> Goal:
Please report each line in the entries below that contains the word "annotation". Only lines where the capitalization matches count.

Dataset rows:

※ ※ ※

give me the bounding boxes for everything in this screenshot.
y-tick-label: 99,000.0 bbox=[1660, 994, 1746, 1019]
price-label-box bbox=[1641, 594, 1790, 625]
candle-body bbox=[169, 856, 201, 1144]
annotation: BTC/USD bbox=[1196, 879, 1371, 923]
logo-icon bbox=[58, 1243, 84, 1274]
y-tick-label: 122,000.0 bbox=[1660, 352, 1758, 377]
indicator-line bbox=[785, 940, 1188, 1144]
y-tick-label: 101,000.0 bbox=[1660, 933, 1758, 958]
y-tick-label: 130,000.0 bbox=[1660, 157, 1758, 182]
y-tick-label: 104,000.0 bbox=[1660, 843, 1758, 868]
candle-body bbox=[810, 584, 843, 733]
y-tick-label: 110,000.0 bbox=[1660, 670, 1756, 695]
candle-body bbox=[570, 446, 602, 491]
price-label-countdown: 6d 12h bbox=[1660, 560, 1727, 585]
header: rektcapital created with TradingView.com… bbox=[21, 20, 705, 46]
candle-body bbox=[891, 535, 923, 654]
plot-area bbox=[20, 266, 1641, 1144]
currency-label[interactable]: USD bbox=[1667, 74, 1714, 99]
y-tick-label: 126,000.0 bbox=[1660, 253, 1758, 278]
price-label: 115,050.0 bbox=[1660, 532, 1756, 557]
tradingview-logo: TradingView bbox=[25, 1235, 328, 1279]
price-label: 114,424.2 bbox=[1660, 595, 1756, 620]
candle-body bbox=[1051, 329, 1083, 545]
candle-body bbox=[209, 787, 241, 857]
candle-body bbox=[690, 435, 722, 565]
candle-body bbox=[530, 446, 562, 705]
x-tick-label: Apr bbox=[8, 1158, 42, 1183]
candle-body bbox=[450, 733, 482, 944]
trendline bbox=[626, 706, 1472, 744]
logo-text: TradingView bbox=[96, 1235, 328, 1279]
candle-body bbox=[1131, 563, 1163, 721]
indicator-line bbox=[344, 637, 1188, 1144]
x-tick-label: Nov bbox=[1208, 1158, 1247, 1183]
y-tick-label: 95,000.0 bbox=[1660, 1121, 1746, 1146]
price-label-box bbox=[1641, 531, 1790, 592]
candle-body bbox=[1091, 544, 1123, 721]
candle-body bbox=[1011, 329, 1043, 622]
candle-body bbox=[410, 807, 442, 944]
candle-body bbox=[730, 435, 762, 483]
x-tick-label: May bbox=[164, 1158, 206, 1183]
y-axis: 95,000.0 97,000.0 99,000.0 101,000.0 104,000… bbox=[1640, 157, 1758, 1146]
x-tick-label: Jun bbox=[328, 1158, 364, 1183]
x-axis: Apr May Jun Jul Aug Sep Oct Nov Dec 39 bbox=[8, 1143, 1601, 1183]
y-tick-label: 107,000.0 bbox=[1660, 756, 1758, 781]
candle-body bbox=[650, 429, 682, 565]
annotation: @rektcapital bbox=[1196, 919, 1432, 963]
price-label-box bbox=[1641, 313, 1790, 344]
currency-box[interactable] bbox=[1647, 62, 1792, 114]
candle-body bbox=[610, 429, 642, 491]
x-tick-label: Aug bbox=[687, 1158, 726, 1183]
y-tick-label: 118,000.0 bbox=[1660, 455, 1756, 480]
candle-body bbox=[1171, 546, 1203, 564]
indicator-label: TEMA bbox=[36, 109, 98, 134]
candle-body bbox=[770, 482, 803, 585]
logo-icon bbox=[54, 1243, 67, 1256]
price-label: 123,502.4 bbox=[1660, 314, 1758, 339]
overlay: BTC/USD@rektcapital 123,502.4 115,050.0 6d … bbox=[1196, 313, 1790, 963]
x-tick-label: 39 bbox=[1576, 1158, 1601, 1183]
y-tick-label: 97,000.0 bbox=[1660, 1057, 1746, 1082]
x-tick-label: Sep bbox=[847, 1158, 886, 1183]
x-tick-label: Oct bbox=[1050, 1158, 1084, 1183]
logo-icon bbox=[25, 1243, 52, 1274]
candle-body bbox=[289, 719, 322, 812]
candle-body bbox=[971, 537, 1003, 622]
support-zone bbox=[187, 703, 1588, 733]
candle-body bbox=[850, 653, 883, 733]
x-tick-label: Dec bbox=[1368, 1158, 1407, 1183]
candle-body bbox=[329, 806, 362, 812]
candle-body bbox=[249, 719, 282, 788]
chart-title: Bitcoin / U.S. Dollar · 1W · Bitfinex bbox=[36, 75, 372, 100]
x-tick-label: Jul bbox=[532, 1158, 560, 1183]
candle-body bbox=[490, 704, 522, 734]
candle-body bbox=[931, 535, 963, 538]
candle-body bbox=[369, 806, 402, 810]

※ ※ ※

> Expected answer:
annotation: BTC/USD bbox=[1196, 879, 1371, 923]
annotation: @rektcapital bbox=[1196, 919, 1432, 963]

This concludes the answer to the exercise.